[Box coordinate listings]
^^^^^^^^

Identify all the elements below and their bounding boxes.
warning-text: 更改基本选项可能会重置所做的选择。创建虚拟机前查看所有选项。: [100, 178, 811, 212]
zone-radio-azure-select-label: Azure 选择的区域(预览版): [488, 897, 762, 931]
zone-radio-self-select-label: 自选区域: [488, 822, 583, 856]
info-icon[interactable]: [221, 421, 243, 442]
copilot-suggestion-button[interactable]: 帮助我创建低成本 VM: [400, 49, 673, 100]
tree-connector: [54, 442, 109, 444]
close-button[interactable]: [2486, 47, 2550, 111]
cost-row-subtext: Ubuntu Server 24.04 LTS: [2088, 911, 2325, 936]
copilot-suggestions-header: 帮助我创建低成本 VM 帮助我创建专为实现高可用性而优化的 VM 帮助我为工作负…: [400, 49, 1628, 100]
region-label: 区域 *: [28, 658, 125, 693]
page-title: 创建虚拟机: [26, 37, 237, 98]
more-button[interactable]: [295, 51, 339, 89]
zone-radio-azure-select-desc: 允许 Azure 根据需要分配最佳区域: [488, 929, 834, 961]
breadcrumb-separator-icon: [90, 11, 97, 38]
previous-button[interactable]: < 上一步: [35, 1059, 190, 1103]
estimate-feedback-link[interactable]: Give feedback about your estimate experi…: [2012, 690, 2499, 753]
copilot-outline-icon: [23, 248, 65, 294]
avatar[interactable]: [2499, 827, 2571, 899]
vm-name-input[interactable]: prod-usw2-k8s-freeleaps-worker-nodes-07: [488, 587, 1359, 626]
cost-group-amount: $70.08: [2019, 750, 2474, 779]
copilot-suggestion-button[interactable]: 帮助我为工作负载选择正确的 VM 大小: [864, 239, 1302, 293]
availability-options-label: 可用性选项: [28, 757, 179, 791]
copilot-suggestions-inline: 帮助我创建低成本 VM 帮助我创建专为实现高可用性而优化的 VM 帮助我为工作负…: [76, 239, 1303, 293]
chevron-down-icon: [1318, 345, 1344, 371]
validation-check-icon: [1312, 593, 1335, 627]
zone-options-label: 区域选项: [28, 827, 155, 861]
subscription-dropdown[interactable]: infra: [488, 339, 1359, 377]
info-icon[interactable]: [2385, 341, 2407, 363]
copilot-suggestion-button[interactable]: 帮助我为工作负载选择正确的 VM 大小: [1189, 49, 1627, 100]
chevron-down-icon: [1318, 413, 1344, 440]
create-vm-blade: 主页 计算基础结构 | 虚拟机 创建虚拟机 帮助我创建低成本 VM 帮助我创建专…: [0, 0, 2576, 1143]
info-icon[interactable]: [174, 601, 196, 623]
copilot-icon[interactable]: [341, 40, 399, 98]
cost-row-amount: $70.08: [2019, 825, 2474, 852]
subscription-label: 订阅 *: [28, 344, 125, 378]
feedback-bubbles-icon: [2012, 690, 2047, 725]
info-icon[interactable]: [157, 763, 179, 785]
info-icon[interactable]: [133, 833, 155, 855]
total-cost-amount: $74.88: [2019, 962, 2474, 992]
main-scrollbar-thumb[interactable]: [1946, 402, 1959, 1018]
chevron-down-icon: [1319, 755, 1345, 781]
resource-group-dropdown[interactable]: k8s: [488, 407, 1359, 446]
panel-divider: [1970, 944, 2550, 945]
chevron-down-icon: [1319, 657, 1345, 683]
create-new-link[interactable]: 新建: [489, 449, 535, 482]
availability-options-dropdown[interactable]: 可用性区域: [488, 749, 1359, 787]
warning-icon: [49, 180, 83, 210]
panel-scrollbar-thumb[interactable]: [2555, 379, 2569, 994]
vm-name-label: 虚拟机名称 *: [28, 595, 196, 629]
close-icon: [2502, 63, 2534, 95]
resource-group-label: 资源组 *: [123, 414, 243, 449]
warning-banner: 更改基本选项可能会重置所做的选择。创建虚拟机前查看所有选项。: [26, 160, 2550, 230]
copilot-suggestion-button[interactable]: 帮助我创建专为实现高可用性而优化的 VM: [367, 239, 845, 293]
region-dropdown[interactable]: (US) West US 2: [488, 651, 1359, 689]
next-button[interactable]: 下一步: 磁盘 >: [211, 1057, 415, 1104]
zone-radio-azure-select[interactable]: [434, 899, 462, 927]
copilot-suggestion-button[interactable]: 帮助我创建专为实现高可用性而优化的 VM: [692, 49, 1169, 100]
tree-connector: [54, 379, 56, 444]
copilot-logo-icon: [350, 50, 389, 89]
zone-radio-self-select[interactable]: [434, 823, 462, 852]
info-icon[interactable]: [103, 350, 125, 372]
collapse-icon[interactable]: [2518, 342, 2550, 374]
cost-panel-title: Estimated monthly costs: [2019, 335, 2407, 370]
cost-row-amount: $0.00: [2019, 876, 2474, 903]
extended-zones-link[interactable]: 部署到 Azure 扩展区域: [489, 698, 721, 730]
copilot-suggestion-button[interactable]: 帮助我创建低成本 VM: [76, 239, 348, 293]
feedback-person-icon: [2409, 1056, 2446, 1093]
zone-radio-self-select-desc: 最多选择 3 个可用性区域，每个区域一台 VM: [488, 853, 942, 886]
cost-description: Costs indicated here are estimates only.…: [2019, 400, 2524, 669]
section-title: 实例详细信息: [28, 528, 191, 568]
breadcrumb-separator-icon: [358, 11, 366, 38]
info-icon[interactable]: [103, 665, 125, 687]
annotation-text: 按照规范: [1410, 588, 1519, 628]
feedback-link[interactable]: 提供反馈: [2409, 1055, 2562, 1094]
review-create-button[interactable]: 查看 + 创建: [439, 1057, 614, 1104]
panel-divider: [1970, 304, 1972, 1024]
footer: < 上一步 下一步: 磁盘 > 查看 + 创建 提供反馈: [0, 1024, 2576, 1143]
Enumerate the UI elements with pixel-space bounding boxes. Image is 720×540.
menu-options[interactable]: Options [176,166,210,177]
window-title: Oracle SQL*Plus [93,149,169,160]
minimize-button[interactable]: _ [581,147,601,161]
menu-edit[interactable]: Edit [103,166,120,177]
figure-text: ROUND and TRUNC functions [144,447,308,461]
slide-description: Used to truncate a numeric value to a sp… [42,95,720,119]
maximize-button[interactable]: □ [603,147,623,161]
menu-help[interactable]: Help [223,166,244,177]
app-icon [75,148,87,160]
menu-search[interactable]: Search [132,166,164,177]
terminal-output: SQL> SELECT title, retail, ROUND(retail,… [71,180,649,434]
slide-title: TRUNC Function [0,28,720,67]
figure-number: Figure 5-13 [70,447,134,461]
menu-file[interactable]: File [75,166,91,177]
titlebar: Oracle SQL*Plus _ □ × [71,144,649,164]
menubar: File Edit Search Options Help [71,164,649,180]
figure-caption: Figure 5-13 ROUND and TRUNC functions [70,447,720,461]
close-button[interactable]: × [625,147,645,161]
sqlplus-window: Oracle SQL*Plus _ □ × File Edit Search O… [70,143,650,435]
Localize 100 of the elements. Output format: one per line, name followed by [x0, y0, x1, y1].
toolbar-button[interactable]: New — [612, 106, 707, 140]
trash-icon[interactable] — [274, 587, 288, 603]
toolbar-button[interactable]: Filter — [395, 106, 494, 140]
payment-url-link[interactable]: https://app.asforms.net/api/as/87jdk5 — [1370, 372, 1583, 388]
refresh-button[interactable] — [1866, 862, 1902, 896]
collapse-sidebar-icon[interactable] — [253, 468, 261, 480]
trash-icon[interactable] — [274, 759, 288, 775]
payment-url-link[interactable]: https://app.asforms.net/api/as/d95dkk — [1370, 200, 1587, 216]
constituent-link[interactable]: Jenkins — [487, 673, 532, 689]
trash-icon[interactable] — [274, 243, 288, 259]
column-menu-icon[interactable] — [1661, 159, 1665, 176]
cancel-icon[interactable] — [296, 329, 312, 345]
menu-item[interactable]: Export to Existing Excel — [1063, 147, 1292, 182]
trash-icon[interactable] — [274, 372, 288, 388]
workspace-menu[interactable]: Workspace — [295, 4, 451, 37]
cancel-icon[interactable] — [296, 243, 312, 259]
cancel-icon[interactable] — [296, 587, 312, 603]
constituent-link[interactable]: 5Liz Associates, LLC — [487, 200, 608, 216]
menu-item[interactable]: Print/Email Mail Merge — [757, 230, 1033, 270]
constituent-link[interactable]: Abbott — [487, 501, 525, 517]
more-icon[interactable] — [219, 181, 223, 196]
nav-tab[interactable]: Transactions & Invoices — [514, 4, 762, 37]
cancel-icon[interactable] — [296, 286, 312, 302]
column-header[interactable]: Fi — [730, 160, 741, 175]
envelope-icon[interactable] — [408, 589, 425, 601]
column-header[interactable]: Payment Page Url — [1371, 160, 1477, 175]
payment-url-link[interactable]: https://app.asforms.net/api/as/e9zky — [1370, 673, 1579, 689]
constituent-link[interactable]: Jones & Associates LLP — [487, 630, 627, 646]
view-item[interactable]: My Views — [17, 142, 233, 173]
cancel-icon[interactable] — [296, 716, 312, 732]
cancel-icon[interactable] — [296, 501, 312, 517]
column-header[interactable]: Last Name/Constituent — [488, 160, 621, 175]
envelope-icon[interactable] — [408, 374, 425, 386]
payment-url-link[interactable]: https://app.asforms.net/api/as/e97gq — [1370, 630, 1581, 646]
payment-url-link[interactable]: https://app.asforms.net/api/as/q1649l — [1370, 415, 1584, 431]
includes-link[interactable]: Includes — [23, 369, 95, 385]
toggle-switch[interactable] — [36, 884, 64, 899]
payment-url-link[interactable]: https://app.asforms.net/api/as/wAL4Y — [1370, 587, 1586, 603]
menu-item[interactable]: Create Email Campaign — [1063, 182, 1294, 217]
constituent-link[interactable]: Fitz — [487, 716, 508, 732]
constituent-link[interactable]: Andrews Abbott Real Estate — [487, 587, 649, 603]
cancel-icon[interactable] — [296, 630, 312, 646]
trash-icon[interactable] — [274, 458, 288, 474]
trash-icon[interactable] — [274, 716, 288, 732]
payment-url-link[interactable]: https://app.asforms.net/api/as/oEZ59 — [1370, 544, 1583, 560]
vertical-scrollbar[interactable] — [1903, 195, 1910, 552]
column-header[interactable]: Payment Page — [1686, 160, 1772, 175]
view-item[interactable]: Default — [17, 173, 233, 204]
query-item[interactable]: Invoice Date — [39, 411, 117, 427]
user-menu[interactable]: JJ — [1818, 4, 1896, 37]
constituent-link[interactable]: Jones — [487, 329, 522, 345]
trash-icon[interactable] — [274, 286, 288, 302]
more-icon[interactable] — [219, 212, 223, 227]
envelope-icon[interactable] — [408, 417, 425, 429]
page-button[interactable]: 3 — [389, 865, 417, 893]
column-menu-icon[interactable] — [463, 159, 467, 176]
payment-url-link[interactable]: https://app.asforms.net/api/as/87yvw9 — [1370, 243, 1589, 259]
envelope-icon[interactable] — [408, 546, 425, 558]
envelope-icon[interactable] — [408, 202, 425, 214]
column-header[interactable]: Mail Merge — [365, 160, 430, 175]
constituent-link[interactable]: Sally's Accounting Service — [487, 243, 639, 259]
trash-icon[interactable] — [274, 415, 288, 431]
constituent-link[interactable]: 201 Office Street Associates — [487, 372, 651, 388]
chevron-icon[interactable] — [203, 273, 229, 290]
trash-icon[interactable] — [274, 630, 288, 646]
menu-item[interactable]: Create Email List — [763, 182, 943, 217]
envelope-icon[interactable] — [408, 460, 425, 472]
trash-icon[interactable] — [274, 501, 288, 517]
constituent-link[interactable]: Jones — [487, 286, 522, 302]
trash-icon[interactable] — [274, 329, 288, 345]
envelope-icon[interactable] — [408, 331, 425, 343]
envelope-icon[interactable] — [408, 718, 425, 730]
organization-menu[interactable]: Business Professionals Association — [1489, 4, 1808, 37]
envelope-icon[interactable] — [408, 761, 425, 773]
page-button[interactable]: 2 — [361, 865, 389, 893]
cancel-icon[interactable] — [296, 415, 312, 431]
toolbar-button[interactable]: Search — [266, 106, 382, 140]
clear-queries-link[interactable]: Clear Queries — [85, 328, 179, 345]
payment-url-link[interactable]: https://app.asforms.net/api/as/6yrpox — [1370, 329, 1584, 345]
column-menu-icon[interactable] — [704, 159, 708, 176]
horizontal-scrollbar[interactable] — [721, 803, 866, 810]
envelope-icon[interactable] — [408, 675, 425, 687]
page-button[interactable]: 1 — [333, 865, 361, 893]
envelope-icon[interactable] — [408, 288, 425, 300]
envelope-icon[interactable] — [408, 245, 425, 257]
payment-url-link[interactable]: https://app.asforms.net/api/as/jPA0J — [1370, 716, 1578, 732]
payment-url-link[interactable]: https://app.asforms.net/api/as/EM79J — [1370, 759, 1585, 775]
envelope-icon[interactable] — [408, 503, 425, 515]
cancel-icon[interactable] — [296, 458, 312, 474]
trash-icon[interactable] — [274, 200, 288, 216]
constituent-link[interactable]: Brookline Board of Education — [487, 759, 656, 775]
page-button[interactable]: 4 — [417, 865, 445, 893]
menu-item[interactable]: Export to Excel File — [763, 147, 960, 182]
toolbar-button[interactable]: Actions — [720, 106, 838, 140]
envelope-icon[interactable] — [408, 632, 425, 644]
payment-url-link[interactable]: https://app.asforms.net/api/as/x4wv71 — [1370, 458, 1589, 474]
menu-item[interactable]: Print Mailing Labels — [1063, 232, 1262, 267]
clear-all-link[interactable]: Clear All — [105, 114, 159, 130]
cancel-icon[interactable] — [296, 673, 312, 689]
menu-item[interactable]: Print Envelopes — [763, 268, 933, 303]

^^^^^^^^

Convert everything from the start of the box coordinate listings down to the line containing "previous-button[interactable]: < 上一步: [35, 1059, 190, 1103]" into a JSON list of strings, one string per line, with both ends included and blank lines omitted.

**Output**
[
  "Identify all the elements below and their bounding boxes.",
  "warning-text: 更改基本选项可能会重置所做的选择。创建虚拟机前查看所有选项。: [100, 178, 811, 212]",
  "zone-radio-azure-select-label: Azure 选择的区域(预览版): [488, 897, 762, 931]",
  "zone-radio-self-select-label: 自选区域: [488, 822, 583, 856]",
  "info-icon[interactable]: [221, 421, 243, 442]",
  "copilot-suggestion-button[interactable]: 帮助我创建低成本 VM: [400, 49, 673, 100]",
  "tree-connector: [54, 442, 109, 444]",
  "close-button[interactable]: [2486, 47, 2550, 111]",
  "cost-row-subtext: Ubuntu Server 24.04 LTS: [2088, 911, 2325, 936]",
  "copilot-suggestions-header: 帮助我创建低成本 VM 帮助我创建专为实现高可用性而优化的 VM 帮助我为工作负…: [400, 49, 1628, 100]",
  "region-label: 区域 *: [28, 658, 125, 693]",
  "page-title: 创建虚拟机: [26, 37, 237, 98]",
  "more-button[interactable]: [295, 51, 339, 89]",
  "zone-radio-azure-select-desc: 允许 Azure 根据需要分配最佳区域: [488, 929, 834, 961]",
  "breadcrumb-separator-icon: [90, 11, 97, 38]",
  "previous-button[interactable]: < 上一步: [35, 1059, 190, 1103]"
]